§ **THE REQUEST**: Can you transcribe every line exactly and leave the pictures behind?
# START OF INFORMATION SHOWN
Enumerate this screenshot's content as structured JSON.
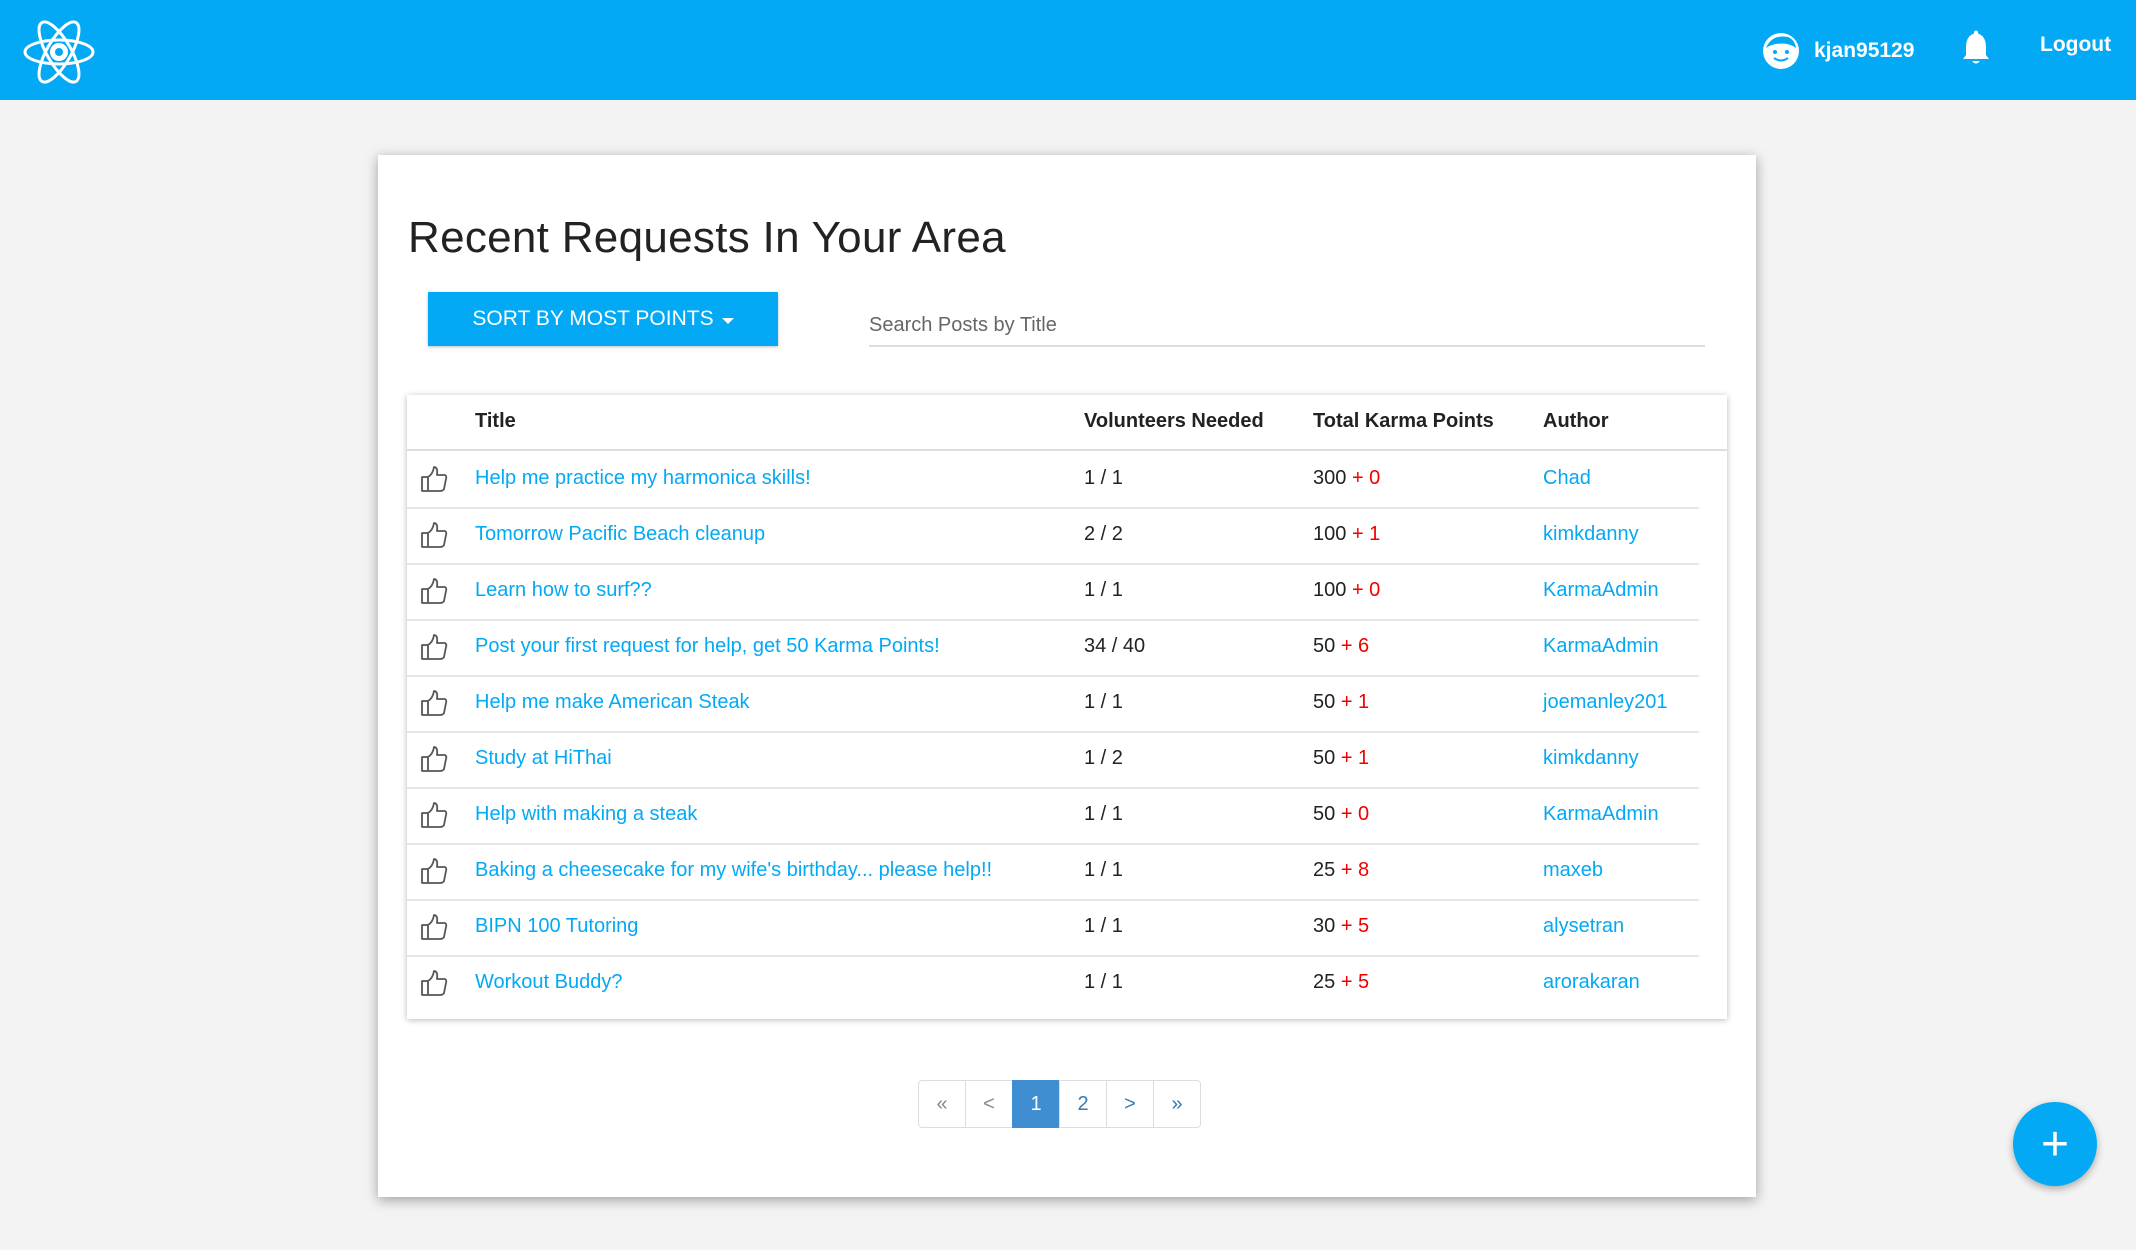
{
  "navbar": {
    "logo_icon": "atom-logo-icon",
    "username": "kjan95129",
    "avatar_icon": "smiley-avatar-icon",
    "bell_icon": "bell-icon",
    "logout_label": "Logout"
  },
  "page": {
    "title": "Recent Requests In Your Area",
    "sort_label": "SORT BY MOST POINTS",
    "search_placeholder": "Search Posts by Title"
  },
  "table": {
    "headers": {
      "title": "Title",
      "volunteers": "Volunteers Needed",
      "points": "Total Karma Points",
      "author": "Author"
    },
    "rows": [
      {
        "title": "Help me practice my harmonica skills!",
        "volunteers": "1 / 1",
        "points": "300",
        "plus": "+ 0",
        "author": "Chad"
      },
      {
        "title": "Tomorrow Pacific Beach cleanup",
        "volunteers": "2 / 2",
        "points": "100",
        "plus": "+ 1",
        "author": "kimkdanny"
      },
      {
        "title": "Learn how to surf??",
        "volunteers": "1 / 1",
        "points": "100",
        "plus": "+ 0",
        "author": "KarmaAdmin"
      },
      {
        "title": "Post your first request for help, get 50 Karma Points!",
        "volunteers": "34 / 40",
        "points": "50",
        "plus": "+ 6",
        "author": "KarmaAdmin"
      },
      {
        "title": "Help me make American Steak",
        "volunteers": "1 / 1",
        "points": "50",
        "plus": "+ 1",
        "author": "joemanley201"
      },
      {
        "title": "Study at HiThai",
        "volunteers": "1 / 2",
        "points": "50",
        "plus": "+ 1",
        "author": "kimkdanny"
      },
      {
        "title": "Help with making a steak",
        "volunteers": "1 / 1",
        "points": "50",
        "plus": "+ 0",
        "author": "KarmaAdmin"
      },
      {
        "title": "Baking a cheesecake for my wife's birthday... please help!!",
        "volunteers": "1 / 1",
        "points": "25",
        "plus": "+ 8",
        "author": "maxeb"
      },
      {
        "title": "BIPN 100 Tutoring",
        "volunteers": "1 / 1",
        "points": "30",
        "plus": "+ 5",
        "author": "alysetran"
      },
      {
        "title": "Workout Buddy?",
        "volunteers": "1 / 1",
        "points": "25",
        "plus": "+ 5",
        "author": "arorakaran"
      }
    ]
  },
  "pagination": {
    "first": "«",
    "prev": "<",
    "pages": [
      "1",
      "2"
    ],
    "current": "1",
    "next": ">",
    "last": "»"
  },
  "fab": {
    "label": "+",
    "icon": "plus-icon"
  },
  "colors": {
    "primary": "#03a9f4",
    "plus_red": "#f20000",
    "page_active": "#3f8ed2",
    "background": "#f3f3f3"
  }
}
# END OF INFORMATION SHOWN
§ **WRITTEN REPLY**:
Enumerate this screenshot's content as structured JSON.
{
  "navbar": {
    "logo_icon": "atom-logo-icon",
    "username": "kjan95129",
    "avatar_icon": "smiley-avatar-icon",
    "bell_icon": "bell-icon",
    "logout_label": "Logout"
  },
  "page": {
    "title": "Recent Requests In Your Area",
    "sort_label": "SORT BY MOST POINTS",
    "search_placeholder": "Search Posts by Title"
  },
  "table": {
    "headers": {
      "title": "Title",
      "volunteers": "Volunteers Needed",
      "points": "Total Karma Points",
      "author": "Author"
    },
    "rows": [
      {
        "title": "Help me practice my harmonica skills!",
        "volunteers": "1 / 1",
        "points": "300",
        "plus": "+ 0",
        "author": "Chad"
      },
      {
        "title": "Tomorrow Pacific Beach cleanup",
        "volunteers": "2 / 2",
        "points": "100",
        "plus": "+ 1",
        "author": "kimkdanny"
      },
      {
        "title": "Learn how to surf??",
        "volunteers": "1 / 1",
        "points": "100",
        "plus": "+ 0",
        "author": "KarmaAdmin"
      },
      {
        "title": "Post your first request for help, get 50 Karma Points!",
        "volunteers": "34 / 40",
        "points": "50",
        "plus": "+ 6",
        "author": "KarmaAdmin"
      },
      {
        "title": "Help me make American Steak",
        "volunteers": "1 / 1",
        "points": "50",
        "plus": "+ 1",
        "author": "joemanley201"
      },
      {
        "title": "Study at HiThai",
        "volunteers": "1 / 2",
        "points": "50",
        "plus": "+ 1",
        "author": "kimkdanny"
      },
      {
        "title": "Help with making a steak",
        "volunteers": "1 / 1",
        "points": "50",
        "plus": "+ 0",
        "author": "KarmaAdmin"
      },
      {
        "title": "Baking a cheesecake for my wife's birthday... please help!!",
        "volunteers": "1 / 1",
        "points": "25",
        "plus": "+ 8",
        "author": "maxeb"
      },
      {
        "title": "BIPN 100 Tutoring",
        "volunteers": "1 / 1",
        "points": "30",
        "plus": "+ 5",
        "author": "alysetran"
      },
      {
        "title": "Workout Buddy?",
        "volunteers": "1 / 1",
        "points": "25",
        "plus": "+ 5",
        "author": "arorakaran"
      }
    ]
  },
  "pagination": {
    "first": "«",
    "prev": "<",
    "pages": [
      "1",
      "2"
    ],
    "current": "1",
    "next": ">",
    "last": "»"
  },
  "fab": {
    "label": "+",
    "icon": "plus-icon"
  },
  "colors": {
    "primary": "#03a9f4",
    "plus_red": "#f20000",
    "page_active": "#3f8ed2",
    "background": "#f3f3f3"
  }
}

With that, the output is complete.